EXERCISE PROMPT: All of the records listed below should be retyped exactly.

==== SUPPLIED ENTRIES

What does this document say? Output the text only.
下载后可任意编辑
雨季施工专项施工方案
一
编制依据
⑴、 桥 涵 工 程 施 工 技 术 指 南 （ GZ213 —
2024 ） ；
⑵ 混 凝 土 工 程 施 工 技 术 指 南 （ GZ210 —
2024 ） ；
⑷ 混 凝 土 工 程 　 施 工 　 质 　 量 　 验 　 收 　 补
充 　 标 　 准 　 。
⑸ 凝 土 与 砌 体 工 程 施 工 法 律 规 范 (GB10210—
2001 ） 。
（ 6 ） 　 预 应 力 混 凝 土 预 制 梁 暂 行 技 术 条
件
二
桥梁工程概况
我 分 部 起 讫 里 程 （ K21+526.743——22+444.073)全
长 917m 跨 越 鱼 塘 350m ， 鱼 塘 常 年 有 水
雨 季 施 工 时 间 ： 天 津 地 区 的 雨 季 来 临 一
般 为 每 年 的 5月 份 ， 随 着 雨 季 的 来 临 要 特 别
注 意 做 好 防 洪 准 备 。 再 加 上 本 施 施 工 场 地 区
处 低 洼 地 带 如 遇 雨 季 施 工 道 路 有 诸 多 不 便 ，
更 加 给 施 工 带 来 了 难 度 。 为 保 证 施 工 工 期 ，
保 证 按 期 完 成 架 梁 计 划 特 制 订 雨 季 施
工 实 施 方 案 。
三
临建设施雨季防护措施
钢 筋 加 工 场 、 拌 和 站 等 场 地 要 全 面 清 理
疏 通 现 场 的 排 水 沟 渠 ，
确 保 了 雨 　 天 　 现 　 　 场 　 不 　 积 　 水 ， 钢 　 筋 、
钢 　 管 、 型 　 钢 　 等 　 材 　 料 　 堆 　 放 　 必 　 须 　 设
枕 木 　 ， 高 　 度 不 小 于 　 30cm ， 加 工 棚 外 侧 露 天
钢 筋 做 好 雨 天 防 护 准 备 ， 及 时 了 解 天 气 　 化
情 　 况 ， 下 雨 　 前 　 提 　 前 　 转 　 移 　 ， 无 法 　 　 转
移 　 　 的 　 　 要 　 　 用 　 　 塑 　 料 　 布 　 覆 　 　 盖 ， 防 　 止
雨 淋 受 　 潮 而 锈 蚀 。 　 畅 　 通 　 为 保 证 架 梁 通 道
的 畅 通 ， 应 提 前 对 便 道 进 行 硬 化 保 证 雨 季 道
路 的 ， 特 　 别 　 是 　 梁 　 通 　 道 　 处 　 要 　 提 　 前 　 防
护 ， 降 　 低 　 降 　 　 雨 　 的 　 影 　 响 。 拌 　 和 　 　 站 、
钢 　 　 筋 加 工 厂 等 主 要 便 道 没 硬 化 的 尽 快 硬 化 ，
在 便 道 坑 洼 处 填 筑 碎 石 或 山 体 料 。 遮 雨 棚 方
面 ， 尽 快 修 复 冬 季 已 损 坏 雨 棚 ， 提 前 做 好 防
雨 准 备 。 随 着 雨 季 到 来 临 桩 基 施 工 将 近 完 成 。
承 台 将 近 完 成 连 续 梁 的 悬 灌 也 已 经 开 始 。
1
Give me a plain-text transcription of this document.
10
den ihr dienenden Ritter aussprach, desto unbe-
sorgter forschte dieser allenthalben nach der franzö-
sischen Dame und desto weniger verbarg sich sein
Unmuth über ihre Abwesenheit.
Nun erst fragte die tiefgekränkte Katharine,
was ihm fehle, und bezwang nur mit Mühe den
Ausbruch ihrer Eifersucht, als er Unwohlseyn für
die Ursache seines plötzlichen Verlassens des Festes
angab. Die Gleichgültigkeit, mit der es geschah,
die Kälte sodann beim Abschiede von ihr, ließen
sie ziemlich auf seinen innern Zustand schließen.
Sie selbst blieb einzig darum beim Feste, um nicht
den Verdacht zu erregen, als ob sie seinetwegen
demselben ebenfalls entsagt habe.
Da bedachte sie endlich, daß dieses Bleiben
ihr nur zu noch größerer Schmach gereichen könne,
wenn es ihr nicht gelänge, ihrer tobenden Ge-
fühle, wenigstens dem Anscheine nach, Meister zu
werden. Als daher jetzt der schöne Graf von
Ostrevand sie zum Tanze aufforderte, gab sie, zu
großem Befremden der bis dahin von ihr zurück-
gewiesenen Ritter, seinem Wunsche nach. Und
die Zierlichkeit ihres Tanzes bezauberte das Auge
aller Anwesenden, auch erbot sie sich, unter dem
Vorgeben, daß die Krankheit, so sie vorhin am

========

OUTPUT OF THE EXERCISE:
What does this document say? Output the text only.
下载后可任意编辑
雨季施工专项施工方案
一
编制依据
⑴、 桥 涵 工 程 施 工 技 术 指 南 （ GZ213 —
2024 ） ；
⑵ 混 凝 土 工 程 施 工 技 术 指 南 （ GZ210 —
2024 ） ；
⑷ 混 凝 土 工 程 　 施 工 　 质 　 量 　 验 　 收 　 补
充 　 标 　 准 　 。
⑸ 凝 土 与 砌 体 工 程 施 工 法 律 规 范 (GB10210—
2001 ） 。
（ 6 ） 　 预 应 力 混 凝 土 预 制 梁 暂 行 技 术 条
件
二
桥梁工程概况
我 分 部 起 讫 里 程 （ K21+526.743——22+444.073)全
长 917m 跨 越 鱼 塘 350m ， 鱼 塘 常 年 有 水
雨 季 施 工 时 间 ： 天 津 地 区 的 雨 季 来 临 一
般 为 每 年 的 5月 份 ， 随 着 雨 季 的 来 临 要 特 别
注 意 做 好 防 洪 准 备 。 再 加 上 本 施 施 工 场 地 区
处 低 洼 地 带 如 遇 雨 季 施 工 道 路 有 诸 多 不 便 ，
更 加 给 施 工 带 来 了 难 度 。 为 保 证 施 工 工 期 ，
保 证 按 期 完 成 架 梁 计 划 特 制 订 雨 季 施
工 实 施 方 案 。
三
临建设施雨季防护措施
钢 筋 加 工 场 、 拌 和 站 等 场 地 要 全 面 清 理
疏 通 现 场 的 排 水 沟 渠 ，
确 保 了 雨 　 天 　 现 　 　 场 　 不 　 积 　 水 ， 钢 　 筋 、
钢 　 管 、 型 　 钢 　 等 　 材 　 料 　 堆 　 放 　 必 　 须 　 设
枕 木 　 ， 高 　 度 不 小 于 　 30cm ， 加 工 棚 外 侧 露 天
钢 筋 做 好 雨 天 防 护 准 备 ， 及 时 了 解 天 气 　 化
情 　 况 ， 下 雨 　 前 　 提 　 前 　 转 　 移 　 ， 无 法 　 　 转
移 　 　 的 　 　 要 　 　 用 　 　 塑 　 料 　 布 　 覆 　 　 盖 ， 防 　 止
雨 淋 受 　 潮 而 锈 蚀 。 　 畅 　 通 　 为 保 证 架 梁 通 道
的 畅 通 ， 应 提 前 对 便 道 进 行 硬 化 保 证 雨 季 道
路 的 ， 特 　 别 　 是 　 梁 　 通 　 道 　 处 　 要 　 提 　 前 　 防
护 ， 降 　 低 　 降 　 　 雨 　 的 　 影 　 响 。 拌 　 和 　 　 站 、
钢 　 　 筋 加 工 厂 等 主 要 便 道 没 硬 化 的 尽 快 硬 化 ，
在 便 道 坑 洼 处 填 筑 碎 石 或 山 体 料 。 遮 雨 棚 方
面 ， 尽 快 修 复 冬 季 已 损 坏 雨 棚 ， 提 前 做 好 防
雨 准 备 。 随 着 雨 季 到 来 临 桩 基 施 工 将 近 完 成 。
承 台 将 近 完 成 连 续 梁 的 悬 灌 也 已 经 开 始 。
1
Give me a plain-text transcription of this document.
10
den ihr dienenden Ritter aussprach, desto unbe-
sorgter forschte dieser allenthalben nach der franzö-
sischen Dame und desto weniger verbarg sich sein
Unmuth über ihre Abwesenheit.
Nun erst fragte die tiefgekränkte Katharine,
was ihm fehle, und bezwang nur mit Mühe den
Ausbruch ihrer Eifersucht, als er Unwohlseyn für
die Ursache seines plötzlichen Verlassens des Festes
angab. Die Gleichgültigkeit, mit der es geschah,
die Kälte sodann beim Abschiede von ihr, ließen
sie ziemlich auf seinen innern Zustand schließen.
Sie selbst blieb einzig darum beim Feste, um nicht
den Verdacht zu erregen, als ob sie seinetwegen
demselben ebenfalls entsagt habe.
Da bedachte sie endlich, daß dieses Bleiben
ihr nur zu noch größerer Schmach gereichen könne,
wenn es ihr nicht gelänge, ihrer tobenden Ge-
fühle, wenigstens dem Anscheine nach, Meister zu
werden. Als daher jetzt der schöne Graf von
Ostrevand sie zum Tanze aufforderte, gab sie, zu
großem Befremden der bis dahin von ihr zurück-
gewiesenen Ritter, seinem Wunsche nach. Und
die Zierlichkeit ihres Tanzes bezauberte das Auge
aller Anwesenden, auch erbot sie sich, unter dem
Vorgeben, daß die Krankheit, so sie vorhin am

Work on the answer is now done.